**SUPPLIED INFORMATION**
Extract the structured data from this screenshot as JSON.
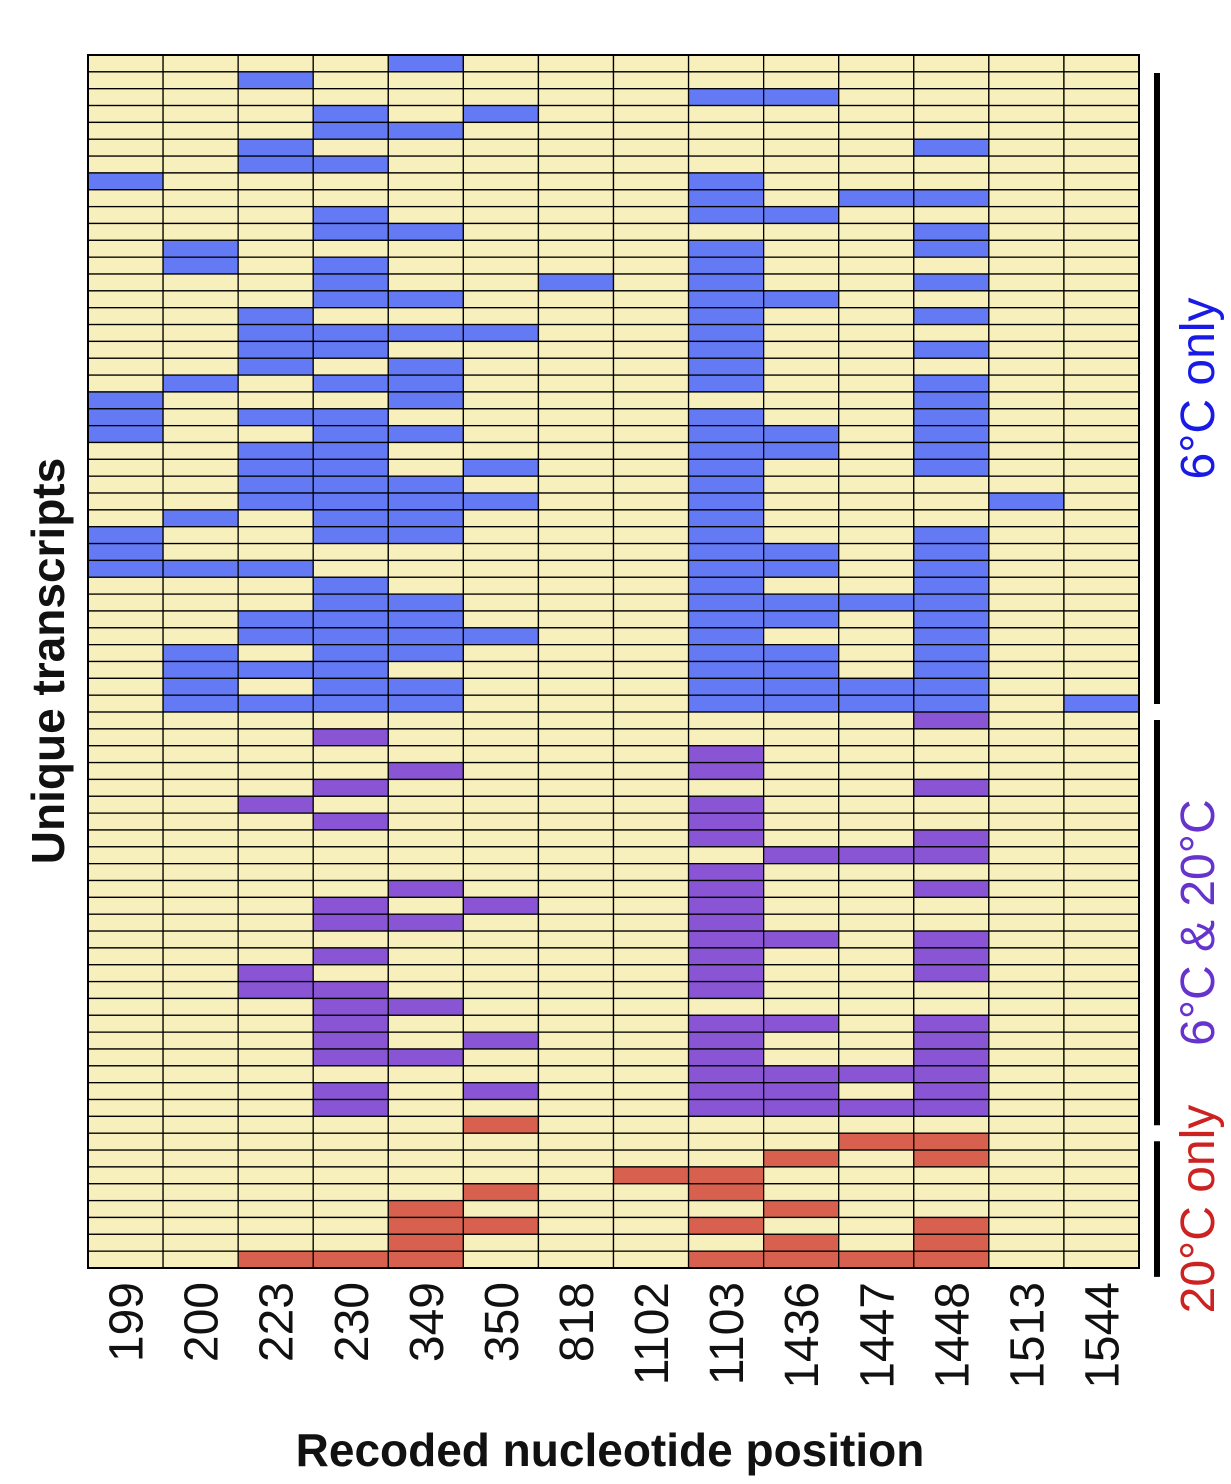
{
  "chart_data": {
    "type": "heatmap",
    "xlabel": "Recoded nucleotide position",
    "ylabel": "Unique transcripts",
    "columns": [
      "199",
      "200",
      "223",
      "230",
      "349",
      "350",
      "818",
      "1102",
      "1103",
      "1436",
      "1447",
      "1448",
      "1513",
      "1544"
    ],
    "legend_groups": [
      {
        "name": "6°C only",
        "color": "#1a1ae6",
        "row_range": [
          0,
          38
        ]
      },
      {
        "name": "6°C & 20°C",
        "color": "#6633cc",
        "row_range": [
          39,
          63
        ]
      },
      {
        "name": "20°C only",
        "color": "#cc2222",
        "row_range": [
          64,
          72
        ]
      }
    ],
    "colors": {
      "background": "#f8f0bc",
      "6C_only": "#6479f4",
      "6C_and_20C": "#8a55d4",
      "20C_only": "#d8604f",
      "grid": "#000000"
    },
    "encoding": "each row lists the recoded nucleotide position indices (into columns) that are recoded in that transcript",
    "rows": [
      {
        "group": "6C_only",
        "recoded": [
          4
        ]
      },
      {
        "group": "6C_only",
        "recoded": [
          2
        ]
      },
      {
        "group": "6C_only",
        "recoded": [
          8,
          9
        ]
      },
      {
        "group": "6C_only",
        "recoded": [
          3,
          5
        ]
      },
      {
        "group": "6C_only",
        "recoded": [
          3,
          4
        ]
      },
      {
        "group": "6C_only",
        "recoded": [
          2,
          11
        ]
      },
      {
        "group": "6C_only",
        "recoded": [
          2,
          3
        ]
      },
      {
        "group": "6C_only",
        "recoded": [
          0,
          8
        ]
      },
      {
        "group": "6C_only",
        "recoded": [
          8,
          10,
          11
        ]
      },
      {
        "group": "6C_only",
        "recoded": [
          3,
          8,
          9
        ]
      },
      {
        "group": "6C_only",
        "recoded": [
          3,
          4,
          11
        ]
      },
      {
        "group": "6C_only",
        "recoded": [
          1,
          8,
          11
        ]
      },
      {
        "group": "6C_only",
        "recoded": [
          1,
          3,
          8
        ]
      },
      {
        "group": "6C_only",
        "recoded": [
          3,
          6,
          8,
          11
        ]
      },
      {
        "group": "6C_only",
        "recoded": [
          3,
          4,
          8,
          9
        ]
      },
      {
        "group": "6C_only",
        "recoded": [
          2,
          8,
          11
        ]
      },
      {
        "group": "6C_only",
        "recoded": [
          2,
          3,
          4,
          5,
          8
        ]
      },
      {
        "group": "6C_only",
        "recoded": [
          2,
          3,
          8,
          11
        ]
      },
      {
        "group": "6C_only",
        "recoded": [
          2,
          4,
          8
        ]
      },
      {
        "group": "6C_only",
        "recoded": [
          1,
          3,
          4,
          8,
          11
        ]
      },
      {
        "group": "6C_only",
        "recoded": [
          0,
          4,
          11
        ]
      },
      {
        "group": "6C_only",
        "recoded": [
          0,
          2,
          3,
          8,
          11
        ]
      },
      {
        "group": "6C_only",
        "recoded": [
          0,
          3,
          4,
          8,
          9,
          11
        ]
      },
      {
        "group": "6C_only",
        "recoded": [
          2,
          3,
          8,
          9,
          11
        ]
      },
      {
        "group": "6C_only",
        "recoded": [
          2,
          3,
          5,
          8,
          11
        ]
      },
      {
        "group": "6C_only",
        "recoded": [
          2,
          3,
          4,
          8
        ]
      },
      {
        "group": "6C_only",
        "recoded": [
          2,
          3,
          4,
          5,
          8,
          12
        ]
      },
      {
        "group": "6C_only",
        "recoded": [
          1,
          3,
          4,
          8
        ]
      },
      {
        "group": "6C_only",
        "recoded": [
          0,
          3,
          4,
          8,
          11
        ]
      },
      {
        "group": "6C_only",
        "recoded": [
          0,
          8,
          9,
          11
        ]
      },
      {
        "group": "6C_only",
        "recoded": [
          0,
          1,
          2,
          8,
          9,
          11
        ]
      },
      {
        "group": "6C_only",
        "recoded": [
          3,
          8,
          11
        ]
      },
      {
        "group": "6C_only",
        "recoded": [
          3,
          4,
          8,
          9,
          10,
          11
        ]
      },
      {
        "group": "6C_only",
        "recoded": [
          2,
          3,
          4,
          8,
          9,
          11
        ]
      },
      {
        "group": "6C_only",
        "recoded": [
          2,
          3,
          4,
          5,
          8,
          11
        ]
      },
      {
        "group": "6C_only",
        "recoded": [
          1,
          3,
          4,
          8,
          9,
          11
        ]
      },
      {
        "group": "6C_only",
        "recoded": [
          1,
          2,
          3,
          8,
          9,
          11
        ]
      },
      {
        "group": "6C_only",
        "recoded": [
          1,
          3,
          4,
          8,
          9,
          10,
          11
        ]
      },
      {
        "group": "6C_only",
        "recoded": [
          1,
          2,
          3,
          4,
          8,
          9,
          10,
          11,
          13
        ]
      },
      {
        "group": "6C_and_20C",
        "recoded": [
          11
        ]
      },
      {
        "group": "6C_and_20C",
        "recoded": [
          3
        ]
      },
      {
        "group": "6C_and_20C",
        "recoded": [
          8
        ]
      },
      {
        "group": "6C_and_20C",
        "recoded": [
          4,
          8
        ]
      },
      {
        "group": "6C_and_20C",
        "recoded": [
          3,
          11
        ]
      },
      {
        "group": "6C_and_20C",
        "recoded": [
          2,
          8
        ]
      },
      {
        "group": "6C_and_20C",
        "recoded": [
          3,
          8
        ]
      },
      {
        "group": "6C_and_20C",
        "recoded": [
          8,
          11
        ]
      },
      {
        "group": "6C_and_20C",
        "recoded": [
          9,
          10,
          11
        ]
      },
      {
        "group": "6C_and_20C",
        "recoded": [
          8
        ]
      },
      {
        "group": "6C_and_20C",
        "recoded": [
          4,
          8,
          11
        ]
      },
      {
        "group": "6C_and_20C",
        "recoded": [
          3,
          5,
          8
        ]
      },
      {
        "group": "6C_and_20C",
        "recoded": [
          3,
          4,
          8
        ]
      },
      {
        "group": "6C_and_20C",
        "recoded": [
          8,
          9,
          11
        ]
      },
      {
        "group": "6C_and_20C",
        "recoded": [
          3,
          8,
          11
        ]
      },
      {
        "group": "6C_and_20C",
        "recoded": [
          2,
          8,
          11
        ]
      },
      {
        "group": "6C_and_20C",
        "recoded": [
          2,
          3,
          8
        ]
      },
      {
        "group": "6C_and_20C",
        "recoded": [
          3,
          4
        ]
      },
      {
        "group": "6C_and_20C",
        "recoded": [
          3,
          8,
          9,
          11
        ]
      },
      {
        "group": "6C_and_20C",
        "recoded": [
          3,
          5,
          8,
          11
        ]
      },
      {
        "group": "6C_and_20C",
        "recoded": [
          3,
          4,
          8,
          11
        ]
      },
      {
        "group": "6C_and_20C",
        "recoded": [
          8,
          9,
          10,
          11
        ]
      },
      {
        "group": "6C_and_20C",
        "recoded": [
          3,
          5,
          8,
          9,
          11
        ]
      },
      {
        "group": "6C_and_20C",
        "recoded": [
          3,
          8,
          9,
          10,
          11
        ]
      },
      {
        "group": "20C_only",
        "recoded": [
          5
        ]
      },
      {
        "group": "20C_only",
        "recoded": [
          10,
          11
        ]
      },
      {
        "group": "20C_only",
        "recoded": [
          9,
          11
        ]
      },
      {
        "group": "20C_only",
        "recoded": [
          7,
          8
        ]
      },
      {
        "group": "20C_only",
        "recoded": [
          5,
          8
        ]
      },
      {
        "group": "20C_only",
        "recoded": [
          4,
          9
        ]
      },
      {
        "group": "20C_only",
        "recoded": [
          4,
          5,
          8,
          11
        ]
      },
      {
        "group": "20C_only",
        "recoded": [
          4,
          9,
          11
        ]
      },
      {
        "group": "20C_only",
        "recoded": [
          2,
          3,
          4,
          8,
          9,
          10,
          11
        ]
      }
    ]
  }
}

**PROBLEM TO WORK ON**
Pick out the lines that include the word "nucleotide" and write them out.

**TASK ANSWER**
    "xlabel": "Recoded nucleotide position",
    "encoding": "each row lists the recoded nucleotide position indices (into columns) that are recoded in that transcript",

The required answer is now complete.